** begin Dataset excerpts **

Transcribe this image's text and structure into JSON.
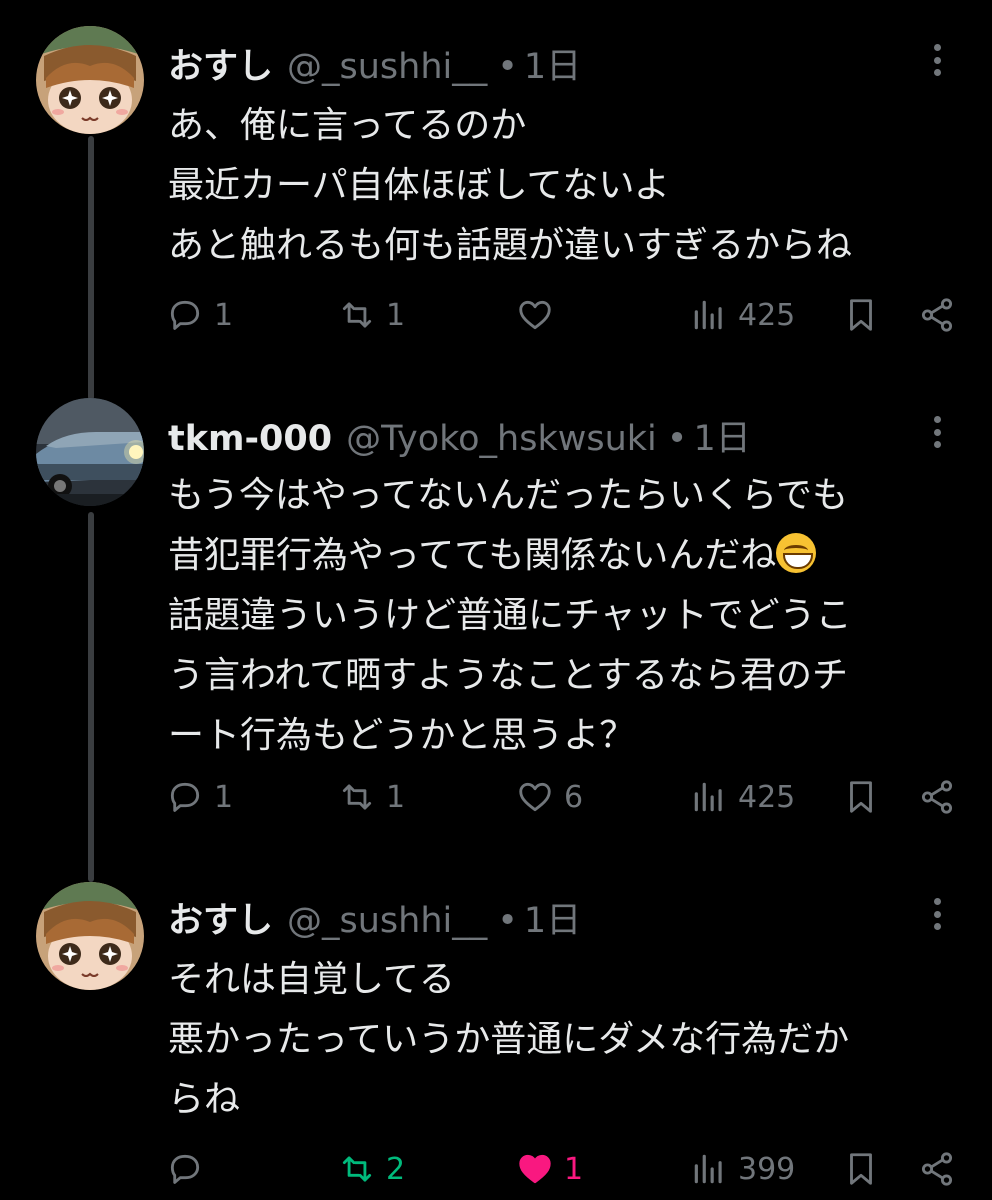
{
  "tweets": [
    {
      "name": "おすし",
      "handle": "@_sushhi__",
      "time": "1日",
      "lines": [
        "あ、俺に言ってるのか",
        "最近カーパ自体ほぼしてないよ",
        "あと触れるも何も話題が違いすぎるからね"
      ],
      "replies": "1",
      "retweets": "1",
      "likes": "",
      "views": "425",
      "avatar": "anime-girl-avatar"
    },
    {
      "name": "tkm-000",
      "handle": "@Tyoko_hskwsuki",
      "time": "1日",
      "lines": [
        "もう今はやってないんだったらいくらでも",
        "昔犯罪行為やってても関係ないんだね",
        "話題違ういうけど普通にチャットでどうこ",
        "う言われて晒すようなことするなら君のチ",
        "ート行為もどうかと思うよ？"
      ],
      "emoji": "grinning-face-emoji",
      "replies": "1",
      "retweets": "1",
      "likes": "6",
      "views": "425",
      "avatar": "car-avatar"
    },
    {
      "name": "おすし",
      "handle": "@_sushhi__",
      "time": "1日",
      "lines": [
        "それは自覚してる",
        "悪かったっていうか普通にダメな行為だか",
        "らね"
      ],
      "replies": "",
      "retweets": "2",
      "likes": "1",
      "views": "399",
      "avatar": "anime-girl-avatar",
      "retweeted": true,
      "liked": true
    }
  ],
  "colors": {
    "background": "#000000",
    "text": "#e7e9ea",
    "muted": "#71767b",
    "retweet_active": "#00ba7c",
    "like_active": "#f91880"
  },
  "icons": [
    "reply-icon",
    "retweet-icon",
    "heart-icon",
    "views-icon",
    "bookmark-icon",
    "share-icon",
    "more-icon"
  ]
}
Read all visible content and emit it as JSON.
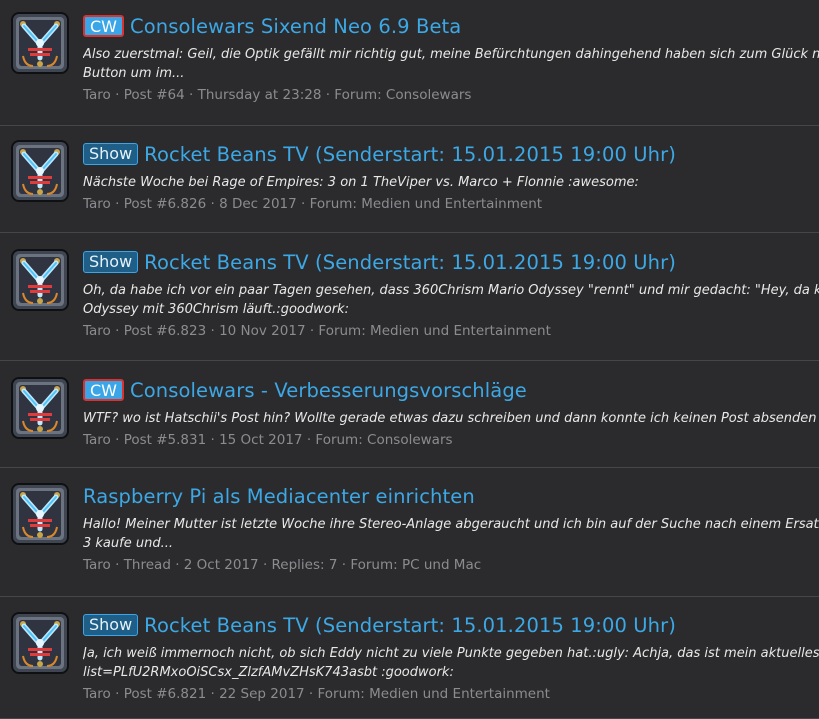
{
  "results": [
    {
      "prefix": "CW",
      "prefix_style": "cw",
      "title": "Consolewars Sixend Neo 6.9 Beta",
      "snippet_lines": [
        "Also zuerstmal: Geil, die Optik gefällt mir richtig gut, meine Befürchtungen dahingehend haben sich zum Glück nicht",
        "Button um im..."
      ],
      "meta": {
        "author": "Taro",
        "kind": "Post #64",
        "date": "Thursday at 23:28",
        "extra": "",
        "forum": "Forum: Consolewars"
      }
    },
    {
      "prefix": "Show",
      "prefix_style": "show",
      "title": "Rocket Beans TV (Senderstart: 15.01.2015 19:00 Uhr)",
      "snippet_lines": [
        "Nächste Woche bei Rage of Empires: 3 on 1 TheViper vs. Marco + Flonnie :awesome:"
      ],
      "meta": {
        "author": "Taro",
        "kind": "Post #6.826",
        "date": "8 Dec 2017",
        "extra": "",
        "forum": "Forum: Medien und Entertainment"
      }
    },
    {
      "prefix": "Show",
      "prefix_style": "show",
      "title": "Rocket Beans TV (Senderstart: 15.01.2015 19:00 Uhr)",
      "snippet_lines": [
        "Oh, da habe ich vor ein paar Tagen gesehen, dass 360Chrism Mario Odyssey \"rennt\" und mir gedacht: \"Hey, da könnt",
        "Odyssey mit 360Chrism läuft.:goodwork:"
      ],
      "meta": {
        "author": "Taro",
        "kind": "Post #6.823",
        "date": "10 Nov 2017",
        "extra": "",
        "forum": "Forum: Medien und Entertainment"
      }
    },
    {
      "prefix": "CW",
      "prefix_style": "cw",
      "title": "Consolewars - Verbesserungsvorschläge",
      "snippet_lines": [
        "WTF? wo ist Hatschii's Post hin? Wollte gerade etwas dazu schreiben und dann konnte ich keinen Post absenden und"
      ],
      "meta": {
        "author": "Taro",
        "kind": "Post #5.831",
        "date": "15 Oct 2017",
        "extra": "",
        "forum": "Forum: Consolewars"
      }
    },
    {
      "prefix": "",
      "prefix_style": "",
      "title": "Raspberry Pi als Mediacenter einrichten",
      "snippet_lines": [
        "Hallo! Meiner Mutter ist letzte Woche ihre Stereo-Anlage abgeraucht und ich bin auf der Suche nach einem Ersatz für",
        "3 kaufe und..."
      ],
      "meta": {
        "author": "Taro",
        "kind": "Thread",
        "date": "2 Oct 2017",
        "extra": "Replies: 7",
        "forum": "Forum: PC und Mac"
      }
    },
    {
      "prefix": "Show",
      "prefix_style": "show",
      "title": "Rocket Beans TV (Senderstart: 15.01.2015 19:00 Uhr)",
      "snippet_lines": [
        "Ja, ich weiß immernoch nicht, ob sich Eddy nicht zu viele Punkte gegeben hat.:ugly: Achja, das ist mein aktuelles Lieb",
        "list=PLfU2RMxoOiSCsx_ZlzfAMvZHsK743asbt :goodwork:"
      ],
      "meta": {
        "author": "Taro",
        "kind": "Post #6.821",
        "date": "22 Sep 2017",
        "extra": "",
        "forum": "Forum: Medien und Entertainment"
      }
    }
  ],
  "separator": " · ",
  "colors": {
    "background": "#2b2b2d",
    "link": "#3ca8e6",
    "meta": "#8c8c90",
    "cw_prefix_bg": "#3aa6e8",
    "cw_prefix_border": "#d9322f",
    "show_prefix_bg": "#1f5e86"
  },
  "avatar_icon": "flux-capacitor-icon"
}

** end Dataset excerpts **

◆ Given problem
Each line of the data should be quoted exactly, with pictures left out.

◆ Exercise response
Transcribe this image's text and structure into JSON.
{
  "tweets": [
    {
      "name": "おすし",
      "handle": "@_sushhi__",
      "time": "1日",
      "lines": [
        "あ、俺に言ってるのか",
        "最近カーパ自体ほぼしてないよ",
        "あと触れるも何も話題が違いすぎるからね"
      ],
      "replies": "1",
      "retweets": "1",
      "likes": "",
      "views": "425",
      "avatar": "anime-girl-avatar"
    },
    {
      "name": "tkm-000",
      "handle": "@Tyoko_hskwsuki",
      "time": "1日",
      "lines": [
        "もう今はやってないんだったらいくらでも",
        "昔犯罪行為やってても関係ないんだね",
        "話題違ういうけど普通にチャットでどうこ",
        "う言われて晒すようなことするなら君のチ",
        "ート行為もどうかと思うよ？"
      ],
      "emoji": "grinning-face-emoji",
      "replies": "1",
      "retweets": "1",
      "likes": "6",
      "views": "425",
      "avatar": "car-avatar"
    },
    {
      "name": "おすし",
      "handle": "@_sushhi__",
      "time": "1日",
      "lines": [
        "それは自覚してる",
        "悪かったっていうか普通にダメな行為だか",
        "らね"
      ],
      "replies": "",
      "retweets": "2",
      "likes": "1",
      "views": "399",
      "avatar": "anime-girl-avatar",
      "retweeted": true,
      "liked": true
    }
  ],
  "colors": {
    "background": "#000000",
    "text": "#e7e9ea",
    "muted": "#71767b",
    "retweet_active": "#00ba7c",
    "like_active": "#f91880"
  },
  "icons": [
    "reply-icon",
    "retweet-icon",
    "heart-icon",
    "views-icon",
    "bookmark-icon",
    "share-icon",
    "more-icon"
  ]
}
Read all visible content and emit it as JSON.
{
  "results": [
    {
      "prefix": "CW",
      "prefix_style": "cw",
      "title": "Consolewars Sixend Neo 6.9 Beta",
      "snippet_lines": [
        "Also zuerstmal: Geil, die Optik gefällt mir richtig gut, meine Befürchtungen dahingehend haben sich zum Glück nicht",
        "Button um im..."
      ],
      "meta": {
        "author": "Taro",
        "kind": "Post #64",
        "date": "Thursday at 23:28",
        "extra": "",
        "forum": "Forum: Consolewars"
      }
    },
    {
      "prefix": "Show",
      "prefix_style": "show",
      "title": "Rocket Beans TV (Senderstart: 15.01.2015 19:00 Uhr)",
      "snippet_lines": [
        "Nächste Woche bei Rage of Empires: 3 on 1 TheViper vs. Marco + Flonnie :awesome:"
      ],
      "meta": {
        "author": "Taro",
        "kind": "Post #6.826",
        "date": "8 Dec 2017",
        "extra": "",
        "forum": "Forum: Medien und Entertainment"
      }
    },
    {
      "prefix": "Show",
      "prefix_style": "show",
      "title": "Rocket Beans TV (Senderstart: 15.01.2015 19:00 Uhr)",
      "snippet_lines": [
        "Oh, da habe ich vor ein paar Tagen gesehen, dass 360Chrism Mario Odyssey \"rennt\" und mir gedacht: \"Hey, da könnt",
        "Odyssey mit 360Chrism läuft.:goodwork:"
      ],
      "meta": {
        "author": "Taro",
        "kind": "Post #6.823",
        "date": "10 Nov 2017",
        "extra": "",
        "forum": "Forum: Medien und Entertainment"
      }
    },
    {
      "prefix": "CW",
      "prefix_style": "cw",
      "title": "Consolewars - Verbesserungsvorschläge",
      "snippet_lines": [
        "WTF? wo ist Hatschii's Post hin? Wollte gerade etwas dazu schreiben und dann konnte ich keinen Post absenden und"
      ],
      "meta": {
        "author": "Taro",
        "kind": "Post #5.831",
        "date": "15 Oct 2017",
        "extra": "",
        "forum": "Forum: Consolewars"
      }
    },
    {
      "prefix": "",
      "prefix_style": "",
      "title": "Raspberry Pi als Mediacenter einrichten",
      "snippet_lines": [
        "Hallo! Meiner Mutter ist letzte Woche ihre Stereo-Anlage abgeraucht und ich bin auf der Suche nach einem Ersatz für",
        "3 kaufe und..."
      ],
      "meta": {
        "author": "Taro",
        "kind": "Thread",
        "date": "2 Oct 2017",
        "extra": "Replies: 7",
        "forum": "Forum: PC und Mac"
      }
    },
    {
      "prefix": "Show",
      "prefix_style": "show",
      "title": "Rocket Beans TV (Senderstart: 15.01.2015 19:00 Uhr)",
      "snippet_lines": [
        "Ja, ich weiß immernoch nicht, ob sich Eddy nicht zu viele Punkte gegeben hat.:ugly: Achja, das ist mein aktuelles Lieb",
        "list=PLfU2RMxoOiSCsx_ZlzfAMvZHsK743asbt :goodwork:"
      ],
      "meta": {
        "author": "Taro",
        "kind": "Post #6.821",
        "date": "22 Sep 2017",
        "extra": "",
        "forum": "Forum: Medien und Entertainment"
      }
    }
  ],
  "separator": " · ",
  "colors": {
    "background": "#2b2b2d",
    "link": "#3ca8e6",
    "meta": "#8c8c90",
    "cw_prefix_bg": "#3aa6e8",
    "cw_prefix_border": "#d9322f",
    "show_prefix_bg": "#1f5e86"
  },
  "avatar_icon": "flux-capacitor-icon"
}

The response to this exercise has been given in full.